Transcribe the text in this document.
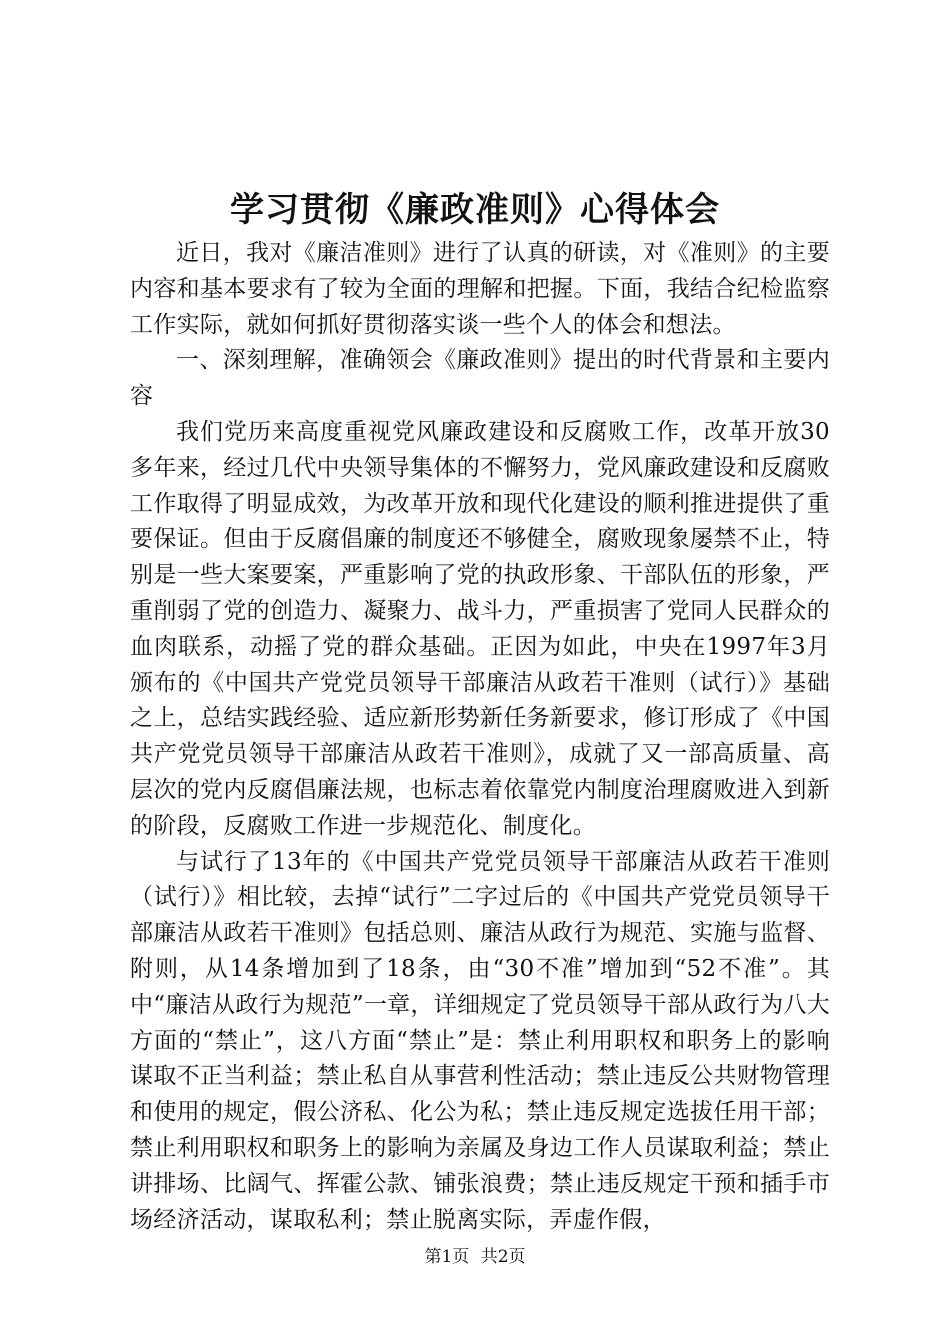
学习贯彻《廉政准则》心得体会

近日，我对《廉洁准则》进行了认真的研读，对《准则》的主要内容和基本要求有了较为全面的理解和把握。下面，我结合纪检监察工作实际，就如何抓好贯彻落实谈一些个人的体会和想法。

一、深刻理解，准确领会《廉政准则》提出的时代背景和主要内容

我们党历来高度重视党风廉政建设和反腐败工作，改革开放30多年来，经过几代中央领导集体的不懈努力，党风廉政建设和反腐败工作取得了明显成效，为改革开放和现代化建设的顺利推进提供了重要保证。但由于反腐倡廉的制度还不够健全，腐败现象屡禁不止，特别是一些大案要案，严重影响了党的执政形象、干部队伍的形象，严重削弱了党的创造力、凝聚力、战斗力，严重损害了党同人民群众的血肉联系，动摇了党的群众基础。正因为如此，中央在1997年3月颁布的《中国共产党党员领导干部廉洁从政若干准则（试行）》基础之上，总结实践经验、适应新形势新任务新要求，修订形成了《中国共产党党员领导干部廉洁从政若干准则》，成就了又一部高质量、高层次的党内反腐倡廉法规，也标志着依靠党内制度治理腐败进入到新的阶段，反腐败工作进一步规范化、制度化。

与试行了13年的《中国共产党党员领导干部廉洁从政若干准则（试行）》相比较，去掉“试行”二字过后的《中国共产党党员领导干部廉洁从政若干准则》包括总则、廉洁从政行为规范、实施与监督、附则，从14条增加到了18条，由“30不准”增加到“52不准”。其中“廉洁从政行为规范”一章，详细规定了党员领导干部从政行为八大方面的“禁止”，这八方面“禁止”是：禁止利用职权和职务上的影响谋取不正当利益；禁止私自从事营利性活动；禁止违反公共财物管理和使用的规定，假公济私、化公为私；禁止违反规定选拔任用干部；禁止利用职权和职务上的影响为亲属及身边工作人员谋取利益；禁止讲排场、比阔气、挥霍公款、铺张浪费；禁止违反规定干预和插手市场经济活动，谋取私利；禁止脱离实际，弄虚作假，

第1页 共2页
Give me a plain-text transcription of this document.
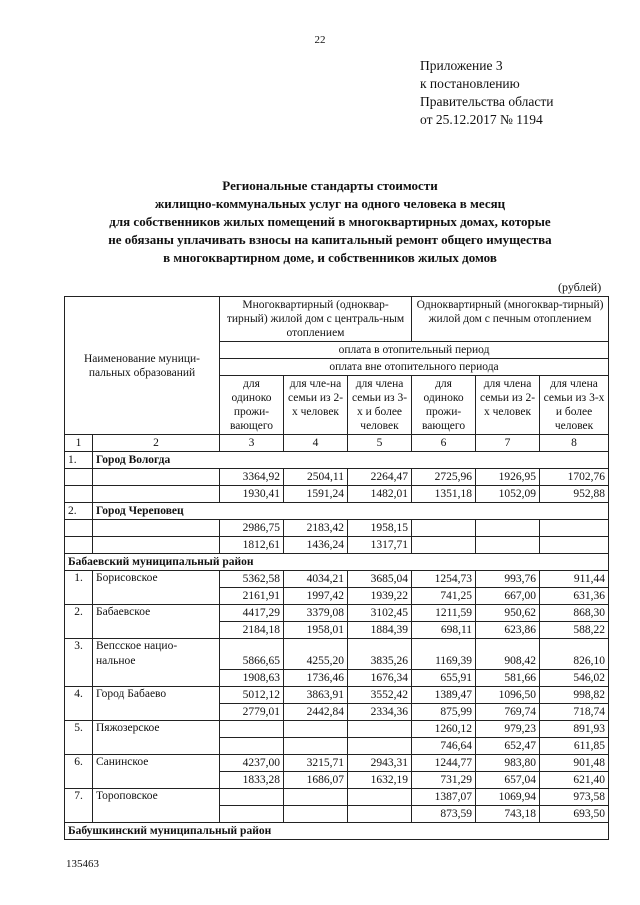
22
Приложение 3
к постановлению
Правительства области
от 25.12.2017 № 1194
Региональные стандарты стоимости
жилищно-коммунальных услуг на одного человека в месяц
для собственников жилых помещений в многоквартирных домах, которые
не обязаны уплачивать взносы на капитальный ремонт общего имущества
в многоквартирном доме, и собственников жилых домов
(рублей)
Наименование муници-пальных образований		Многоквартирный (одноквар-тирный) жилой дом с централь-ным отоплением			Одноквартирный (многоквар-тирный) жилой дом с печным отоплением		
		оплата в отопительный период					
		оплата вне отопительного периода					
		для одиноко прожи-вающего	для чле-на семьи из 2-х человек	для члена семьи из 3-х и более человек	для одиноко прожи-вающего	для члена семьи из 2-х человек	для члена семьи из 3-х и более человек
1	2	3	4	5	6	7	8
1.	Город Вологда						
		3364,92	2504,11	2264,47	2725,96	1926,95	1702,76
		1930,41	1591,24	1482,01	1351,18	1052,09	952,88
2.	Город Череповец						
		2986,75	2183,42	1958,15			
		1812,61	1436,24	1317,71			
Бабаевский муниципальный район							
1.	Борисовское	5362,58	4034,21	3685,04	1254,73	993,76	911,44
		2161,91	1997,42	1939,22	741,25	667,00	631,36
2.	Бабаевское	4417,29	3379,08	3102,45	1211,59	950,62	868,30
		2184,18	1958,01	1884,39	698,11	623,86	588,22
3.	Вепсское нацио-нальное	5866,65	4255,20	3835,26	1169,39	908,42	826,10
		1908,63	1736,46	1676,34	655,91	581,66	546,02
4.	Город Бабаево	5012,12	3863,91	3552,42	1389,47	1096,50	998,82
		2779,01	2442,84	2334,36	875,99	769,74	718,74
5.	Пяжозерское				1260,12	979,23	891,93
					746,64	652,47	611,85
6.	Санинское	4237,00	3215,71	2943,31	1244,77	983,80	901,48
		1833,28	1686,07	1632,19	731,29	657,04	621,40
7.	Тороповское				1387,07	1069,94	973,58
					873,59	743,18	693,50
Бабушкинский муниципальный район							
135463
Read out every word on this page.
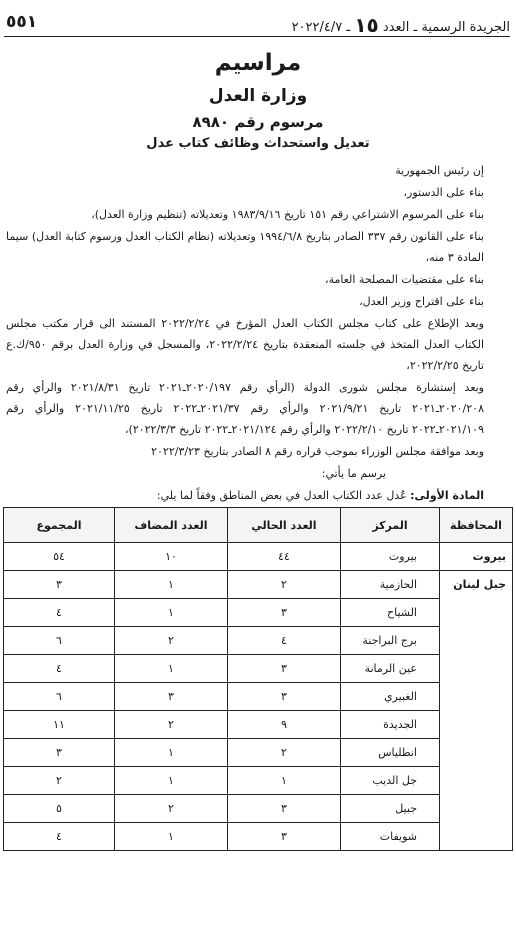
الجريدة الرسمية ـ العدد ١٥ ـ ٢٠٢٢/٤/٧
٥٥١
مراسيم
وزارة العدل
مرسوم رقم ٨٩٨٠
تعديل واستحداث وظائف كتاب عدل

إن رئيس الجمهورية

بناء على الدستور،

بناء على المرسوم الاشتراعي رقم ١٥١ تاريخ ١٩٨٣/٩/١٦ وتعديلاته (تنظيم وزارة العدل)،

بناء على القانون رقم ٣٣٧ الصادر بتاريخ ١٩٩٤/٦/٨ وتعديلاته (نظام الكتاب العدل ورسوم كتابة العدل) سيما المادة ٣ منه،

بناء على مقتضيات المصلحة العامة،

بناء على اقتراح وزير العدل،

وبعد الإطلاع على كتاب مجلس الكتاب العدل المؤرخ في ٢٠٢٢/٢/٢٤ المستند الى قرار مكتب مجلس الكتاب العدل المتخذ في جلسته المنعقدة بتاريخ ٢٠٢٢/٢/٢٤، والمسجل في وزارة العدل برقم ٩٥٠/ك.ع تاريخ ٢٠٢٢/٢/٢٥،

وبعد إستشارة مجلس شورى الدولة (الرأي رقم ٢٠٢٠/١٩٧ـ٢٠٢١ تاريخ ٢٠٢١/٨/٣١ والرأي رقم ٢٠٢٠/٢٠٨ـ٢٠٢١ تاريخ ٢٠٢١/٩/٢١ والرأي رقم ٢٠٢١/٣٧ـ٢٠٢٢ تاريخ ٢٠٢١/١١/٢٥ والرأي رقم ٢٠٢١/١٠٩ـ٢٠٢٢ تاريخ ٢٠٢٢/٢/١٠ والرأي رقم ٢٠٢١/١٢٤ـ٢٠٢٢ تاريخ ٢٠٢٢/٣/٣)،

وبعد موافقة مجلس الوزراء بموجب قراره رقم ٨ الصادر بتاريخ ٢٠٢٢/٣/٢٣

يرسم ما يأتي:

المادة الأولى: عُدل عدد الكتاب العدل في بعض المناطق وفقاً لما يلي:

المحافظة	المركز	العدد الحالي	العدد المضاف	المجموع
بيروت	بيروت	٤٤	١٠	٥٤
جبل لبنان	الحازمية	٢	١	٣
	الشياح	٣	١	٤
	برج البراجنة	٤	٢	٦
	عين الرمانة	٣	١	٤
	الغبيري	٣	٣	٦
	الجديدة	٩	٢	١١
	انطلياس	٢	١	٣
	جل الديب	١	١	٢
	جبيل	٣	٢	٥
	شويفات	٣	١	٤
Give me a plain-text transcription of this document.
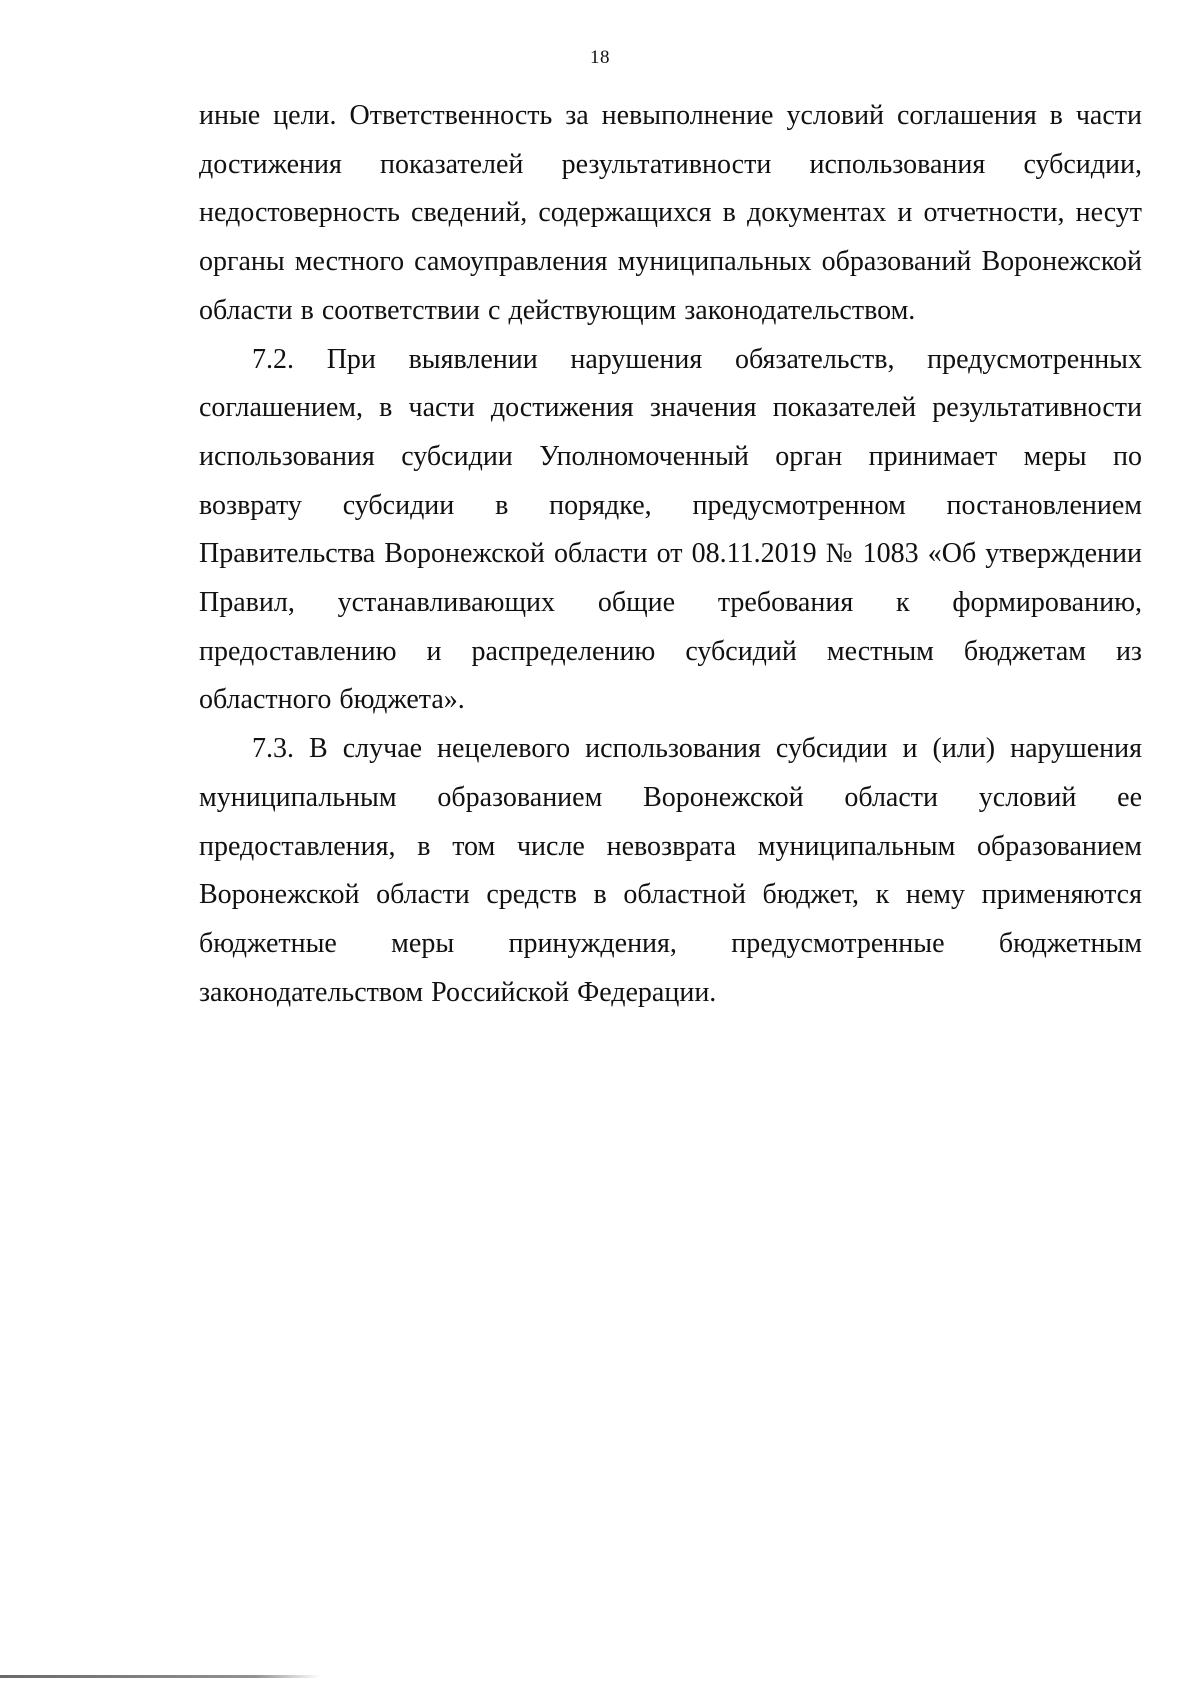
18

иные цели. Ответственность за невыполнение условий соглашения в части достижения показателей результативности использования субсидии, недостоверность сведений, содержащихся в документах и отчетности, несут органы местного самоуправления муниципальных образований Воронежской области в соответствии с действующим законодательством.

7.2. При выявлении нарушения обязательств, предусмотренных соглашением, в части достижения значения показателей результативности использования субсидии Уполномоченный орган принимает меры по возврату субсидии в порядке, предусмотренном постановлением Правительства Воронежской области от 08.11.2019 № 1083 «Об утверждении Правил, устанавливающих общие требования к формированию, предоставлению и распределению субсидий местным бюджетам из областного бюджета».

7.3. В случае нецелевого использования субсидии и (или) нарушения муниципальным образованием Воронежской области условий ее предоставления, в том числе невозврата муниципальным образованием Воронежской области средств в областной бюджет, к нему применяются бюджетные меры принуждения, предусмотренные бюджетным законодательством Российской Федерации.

REQUIREMENT: Repeat the data above exactly, but not the pictures.

RESULT FOR THIS TASK:
Transcribe the text in this document.
学习贯彻《廉政准则》心得体会

近日，我对《廉洁准则》进行了认真的研读，对《准则》的主要内容和基本要求有了较为全面的理解和把握。下面，我结合纪检监察工作实际，就如何抓好贯彻落实谈一些个人的体会和想法。

一、深刻理解，准确领会《廉政准则》提出的时代背景和主要内容

我们党历来高度重视党风廉政建设和反腐败工作，改革开放30多年来，经过几代中央领导集体的不懈努力，党风廉政建设和反腐败工作取得了明显成效，为改革开放和现代化建设的顺利推进提供了重要保证。但由于反腐倡廉的制度还不够健全，腐败现象屡禁不止，特别是一些大案要案，严重影响了党的执政形象、干部队伍的形象，严重削弱了党的创造力、凝聚力、战斗力，严重损害了党同人民群众的血肉联系，动摇了党的群众基础。正因为如此，中央在1997年3月颁布的《中国共产党党员领导干部廉洁从政若干准则（试行）》基础之上，总结实践经验、适应新形势新任务新要求，修订形成了《中国共产党党员领导干部廉洁从政若干准则》，成就了又一部高质量、高层次的党内反腐倡廉法规，也标志着依靠党内制度治理腐败进入到新的阶段，反腐败工作进一步规范化、制度化。

与试行了13年的《中国共产党党员领导干部廉洁从政若干准则（试行）》相比较，去掉“试行”二字过后的《中国共产党党员领导干部廉洁从政若干准则》包括总则、廉洁从政行为规范、实施与监督、附则，从14条增加到了18条，由“30不准”增加到“52不准”。其中“廉洁从政行为规范”一章，详细规定了党员领导干部从政行为八大方面的“禁止”，这八方面“禁止”是：禁止利用职权和职务上的影响谋取不正当利益；禁止私自从事营利性活动；禁止违反公共财物管理和使用的规定，假公济私、化公为私；禁止违反规定选拔任用干部；禁止利用职权和职务上的影响为亲属及身边工作人员谋取利益；禁止讲排场、比阔气、挥霍公款、铺张浪费；禁止违反规定干预和插手市场经济活动，谋取私利；禁止脱离实际，弄虚作假，

第1页 共2页
Give me a plain-text transcription of this document.
22
Приложение 3
к постановлению
Правительства области
от 25.12.2017 № 1194
Региональные стандарты стоимости
жилищно-коммунальных услуг на одного человека в месяц
для собственников жилых помещений в многоквартирных домах, которые
не обязаны уплачивать взносы на капитальный ремонт общего имущества
в многоквартирном доме, и собственников жилых домов
(рублей)
Наименование муници-пальных образований		Многоквартирный (одноквар-тирный) жилой дом с централь-ным отоплением			Одноквартирный (многоквар-тирный) жилой дом с печным отоплением		
		оплата в отопительный период					
		оплата вне отопительного периода					
		для одиноко прожи-вающего	для чле-на семьи из 2-х человек	для члена семьи из 3-х и более человек	для одиноко прожи-вающего	для члена семьи из 2-х человек	для члена семьи из 3-х и более человек
1	2	3	4	5	6	7	8
1.	Город Вологда						
		3364,92	2504,11	2264,47	2725,96	1926,95	1702,76
		1930,41	1591,24	1482,01	1351,18	1052,09	952,88
2.	Город Череповец						
		2986,75	2183,42	1958,15			
		1812,61	1436,24	1317,71			
Бабаевский муниципальный район							
1.	Борисовское	5362,58	4034,21	3685,04	1254,73	993,76	911,44
		2161,91	1997,42	1939,22	741,25	667,00	631,36
2.	Бабаевское	4417,29	3379,08	3102,45	1211,59	950,62	868,30
		2184,18	1958,01	1884,39	698,11	623,86	588,22
3.	Вепсское нацио-нальное	5866,65	4255,20	3835,26	1169,39	908,42	826,10
		1908,63	1736,46	1676,34	655,91	581,66	546,02
4.	Город Бабаево	5012,12	3863,91	3552,42	1389,47	1096,50	998,82
		2779,01	2442,84	2334,36	875,99	769,74	718,74
5.	Пяжозерское				1260,12	979,23	891,93
					746,64	652,47	611,85
6.	Санинское	4237,00	3215,71	2943,31	1244,77	983,80	901,48
		1833,28	1686,07	1632,19	731,29	657,04	621,40
7.	Тороповское				1387,07	1069,94	973,58
					873,59	743,18	693,50
Бабушкинский муниципальный район							
135463
Read out every word on this page.
الجريدة الرسمية ـ العدد ١٥ ـ ٢٠٢٢/٤/٧
٥٥١
مراسيم
وزارة العدل
مرسوم رقم ٨٩٨٠
تعديل واستحداث وظائف كتاب عدل

إن رئيس الجمهورية

بناء على الدستور،

بناء على المرسوم الاشتراعي رقم ١٥١ تاريخ ١٩٨٣/٩/١٦ وتعديلاته (تنظيم وزارة العدل)،

بناء على القانون رقم ٣٣٧ الصادر بتاريخ ١٩٩٤/٦/٨ وتعديلاته (نظام الكتاب العدل ورسوم كتابة العدل) سيما المادة ٣ منه،

بناء على مقتضيات المصلحة العامة،

بناء على اقتراح وزير العدل،

وبعد الإطلاع على كتاب مجلس الكتاب العدل المؤرخ في ٢٠٢٢/٢/٢٤ المستند الى قرار مكتب مجلس الكتاب العدل المتخذ في جلسته المنعقدة بتاريخ ٢٠٢٢/٢/٢٤، والمسجل في وزارة العدل برقم ٩٥٠/ك.ع تاريخ ٢٠٢٢/٢/٢٥،

وبعد إستشارة مجلس شورى الدولة (الرأي رقم ٢٠٢٠/١٩٧ـ٢٠٢١ تاريخ ٢٠٢١/٨/٣١ والرأي رقم ٢٠٢٠/٢٠٨ـ٢٠٢١ تاريخ ٢٠٢١/٩/٢١ والرأي رقم ٢٠٢١/٣٧ـ٢٠٢٢ تاريخ ٢٠٢١/١١/٢٥ والرأي رقم ٢٠٢١/١٠٩ـ٢٠٢٢ تاريخ ٢٠٢٢/٢/١٠ والرأي رقم ٢٠٢١/١٢٤ـ٢٠٢٢ تاريخ ٢٠٢٢/٣/٣)،

وبعد موافقة مجلس الوزراء بموجب قراره رقم ٨ الصادر بتاريخ ٢٠٢٢/٣/٢٣

يرسم ما يأتي:

المادة الأولى: عُدل عدد الكتاب العدل في بعض المناطق وفقاً لما يلي:

المحافظة	المركز	العدد الحالي	العدد المضاف	المجموع
بيروت	بيروت	٤٤	١٠	٥٤
جبل لبنان	الحازمية	٢	١	٣
	الشياح	٣	١	٤
	برج البراجنة	٤	٢	٦
	عين الرمانة	٣	١	٤
	الغبيري	٣	٣	٦
	الجديدة	٩	٢	١١
	انطلياس	٢	١	٣
	جل الديب	١	١	٢
	جبيل	٣	٢	٥
	شويفات	٣	١	٤
Give me a plain-text transcription of this document.
18

иные цели. Ответственность за невыполнение условий соглашения в части достижения показателей результативности использования субсидии, недостоверность сведений, содержащихся в документах и отчетности, несут органы местного самоуправления муниципальных образований Воронежской области в соответствии с действующим законодательством.

7.2. При выявлении нарушения обязательств, предусмотренных соглашением, в части достижения значения показателей результативности использования субсидии Уполномоченный орган принимает меры по возврату субсидии в порядке, предусмотренном постановлением Правительства Воронежской области от 08.11.2019 № 1083 «Об утверждении Правил, устанавливающих общие требования к формированию, предоставлению и распределению субсидий местным бюджетам из областного бюджета».

7.3. В случае нецелевого использования субсидии и (или) нарушения муниципальным образованием Воронежской области условий ее предоставления, в том числе невозврата муниципальным образованием Воронежской области средств в областной бюджет, к нему применяются бюджетные меры принуждения, предусмотренные бюджетным законодательством Российской Федерации.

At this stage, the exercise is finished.